----- Data to process

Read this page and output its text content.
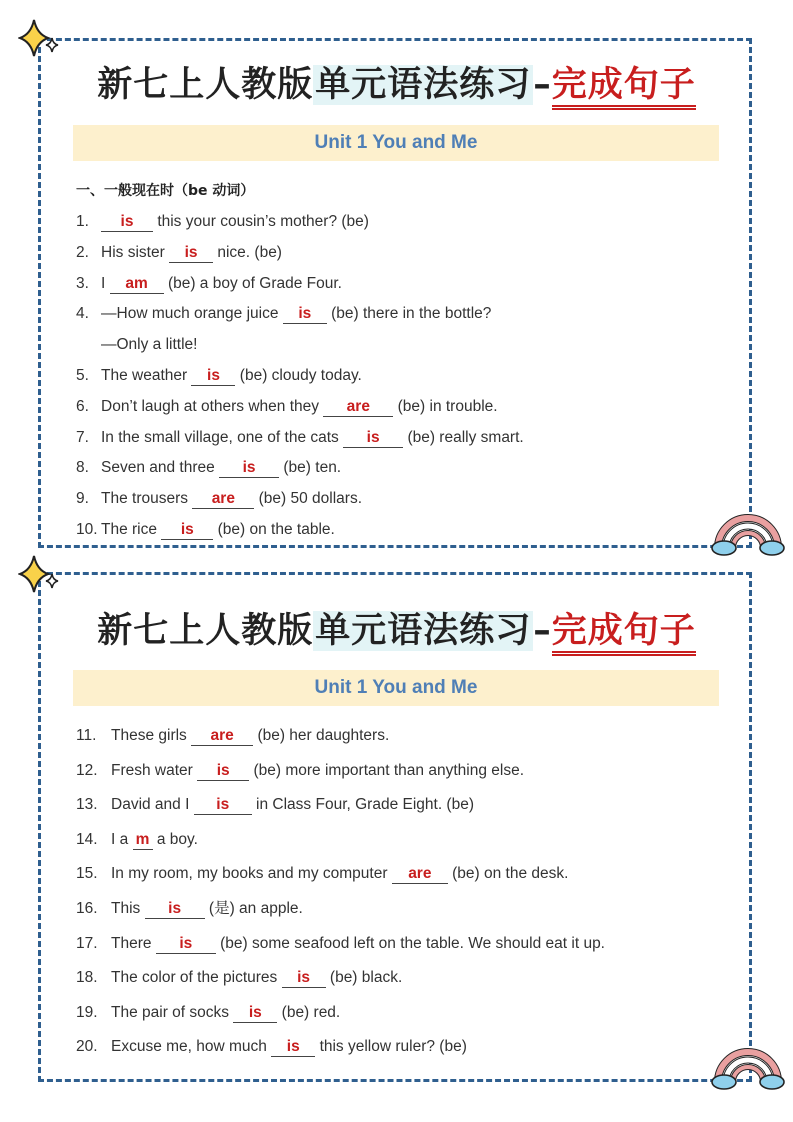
新七上人教版单元语法练习–完成句子
新七上人教版单元语法练习–完成句子
Unit 1 You and Me
Unit 1 You and Me
一、一般现在时（be 动词）
1. is this your cousin’s mother? (be)
2. His sister is nice. (be)
3. I am (be) a boy of Grade Four.
4. —How much orange juice is (be) there in the bottle?
—Only a little!
5. The weather is (be) cloudy today.
6. Don’t laugh at others when they are (be) in trouble.
7. In the small village, one of the cats is (be) really smart.
8. Seven and three is (be) ten.
9. The trousers are (be) 50 dollars.
10. The rice is (be) on the table.
11. These girls are (be) her daughters.
12. Fresh water is (be) more important than anything else.
13. David and I is in Class Four, Grade Eight. (be)
14. I a m a boy.
15. In my room, my books and my computer are (be) on the desk.
16. This is (是) an apple.
17. There is (be) some seafood left on the table. We should eat it up.
18. The color of the pictures is (be) black.
19. The pair of socks is (be) red.
20. Excuse me, how much is this yellow ruler? (be)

----------

### Instructions for the task
Find the string "Grade" in the listing and return every line that holds it.

### Completed exercise
3. I am (be) a boy of Grade Four.
13. David and I is in Class Four, Grade Eight. (be)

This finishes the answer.